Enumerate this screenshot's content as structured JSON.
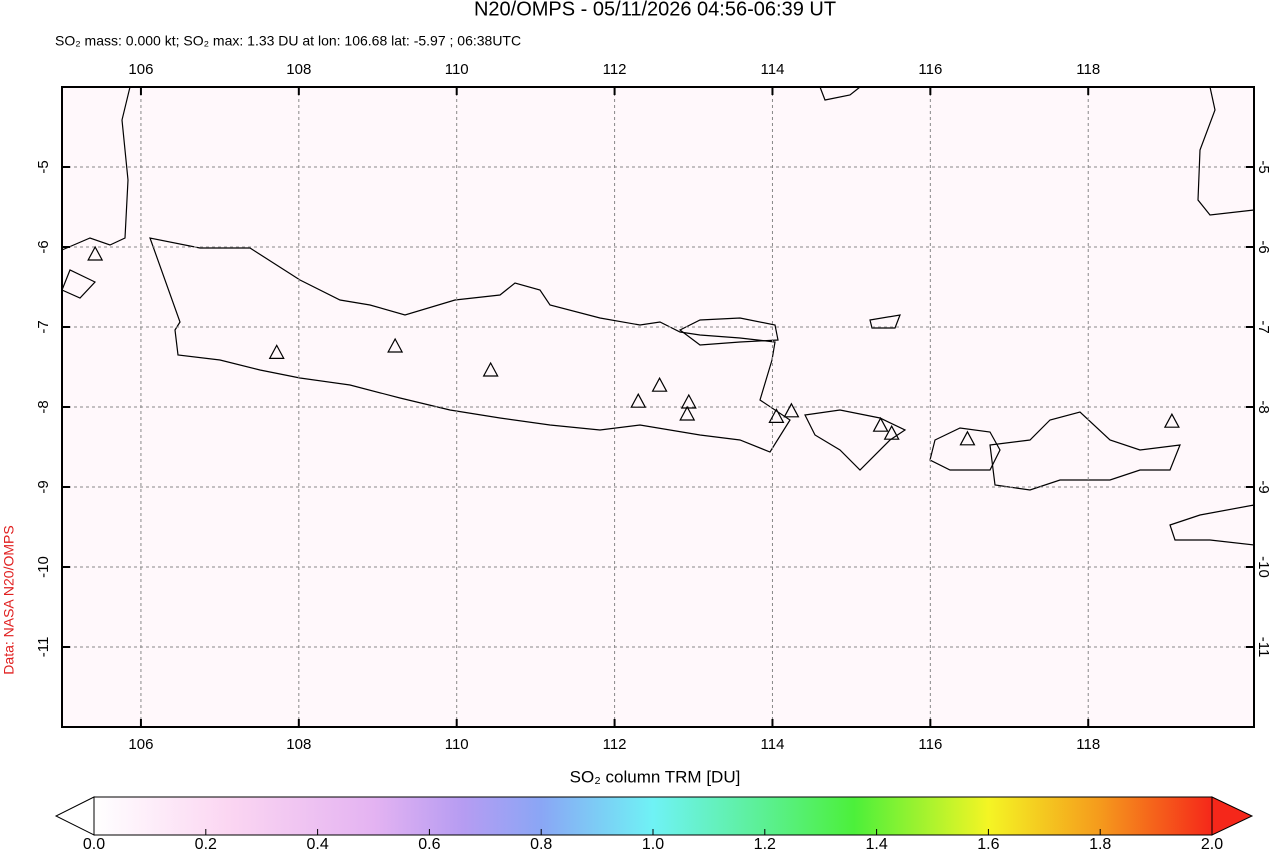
{
  "chart_data": {
    "type": "map",
    "title": "N20/OMPS - 05/11/2026 04:56-06:39 UT",
    "subtitle": "SO₂ mass: 0.000 kt; SO₂ max: 1.33 DU at lon: 106.68 lat: -5.97 ; 06:38UTC",
    "source": "Data: NASA N20/OMPS",
    "xlim": [
      105,
      120.1
    ],
    "ylim": [
      -12,
      -4
    ],
    "xticks": [
      106,
      108,
      110,
      112,
      114,
      116,
      118
    ],
    "yticks": [
      -5,
      -6,
      -7,
      -8,
      -9,
      -10,
      -11
    ],
    "grid": true,
    "volcanoes": {
      "lon": [
        105.42,
        107.72,
        109.22,
        110.43,
        112.3,
        112.57,
        112.94,
        112.92,
        114.05,
        114.24,
        115.37,
        115.51,
        116.47,
        119.06
      ],
      "lat": [
        -6.1,
        -7.33,
        -7.25,
        -7.55,
        -7.94,
        -7.74,
        -7.95,
        -8.1,
        -8.13,
        -8.06,
        -8.24,
        -8.34,
        -8.41,
        -8.19
      ],
      "color": "#000000"
    },
    "colorbar": {
      "label": "SO₂ column TRM [DU]",
      "lim": [
        0,
        2
      ],
      "ticks": [
        {
          "value": 0,
          "label": "0.0"
        },
        {
          "value": 0.2,
          "label": "0.2"
        },
        {
          "value": 0.4,
          "label": "0.4"
        },
        {
          "value": 0.6,
          "label": "0.6"
        },
        {
          "value": 0.8,
          "label": "0.8"
        },
        {
          "value": 1,
          "label": "1.0"
        },
        {
          "value": 1.2,
          "label": "1.2"
        },
        {
          "value": 1.4,
          "label": "1.4"
        },
        {
          "value": 1.6,
          "label": "1.6"
        },
        {
          "value": 1.8,
          "label": "1.8"
        },
        {
          "value": 2,
          "label": "2.0"
        }
      ]
    }
  }
}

● ● ●

**SHORT EXERCISE**
Print each record exactly as it stands, leaving the images out.

**WRITTEN SOLUTION**
Enumerate this screenshot's content as structured JSON.
{
  "chart_data": {
    "type": "map",
    "title": "N20/OMPS - 05/11/2026 04:56-06:39 UT",
    "subtitle": "SO₂ mass: 0.000 kt; SO₂ max: 1.33 DU at lon: 106.68 lat: -5.97 ; 06:38UTC",
    "source": "Data: NASA N20/OMPS",
    "xlim": [
      105,
      120.1
    ],
    "ylim": [
      -12,
      -4
    ],
    "xticks": [
      106,
      108,
      110,
      112,
      114,
      116,
      118
    ],
    "yticks": [
      -5,
      -6,
      -7,
      -8,
      -9,
      -10,
      -11
    ],
    "grid": true,
    "volcanoes": {
      "lon": [
        105.42,
        107.72,
        109.22,
        110.43,
        112.3,
        112.57,
        112.94,
        112.92,
        114.05,
        114.24,
        115.37,
        115.51,
        116.47,
        119.06
      ],
      "lat": [
        -6.1,
        -7.33,
        -7.25,
        -7.55,
        -7.94,
        -7.74,
        -7.95,
        -8.1,
        -8.13,
        -8.06,
        -8.24,
        -8.34,
        -8.41,
        -8.19
      ],
      "color": "#000000"
    },
    "colorbar": {
      "label": "SO₂ column TRM [DU]",
      "lim": [
        0,
        2
      ],
      "ticks": [
        {
          "value": 0,
          "label": "0.0"
        },
        {
          "value": 0.2,
          "label": "0.2"
        },
        {
          "value": 0.4,
          "label": "0.4"
        },
        {
          "value": 0.6,
          "label": "0.6"
        },
        {
          "value": 0.8,
          "label": "0.8"
        },
        {
          "value": 1,
          "label": "1.0"
        },
        {
          "value": 1.2,
          "label": "1.2"
        },
        {
          "value": 1.4,
          "label": "1.4"
        },
        {
          "value": 1.6,
          "label": "1.6"
        },
        {
          "value": 1.8,
          "label": "1.8"
        },
        {
          "value": 2,
          "label": "2.0"
        }
      ]
    }
  }
}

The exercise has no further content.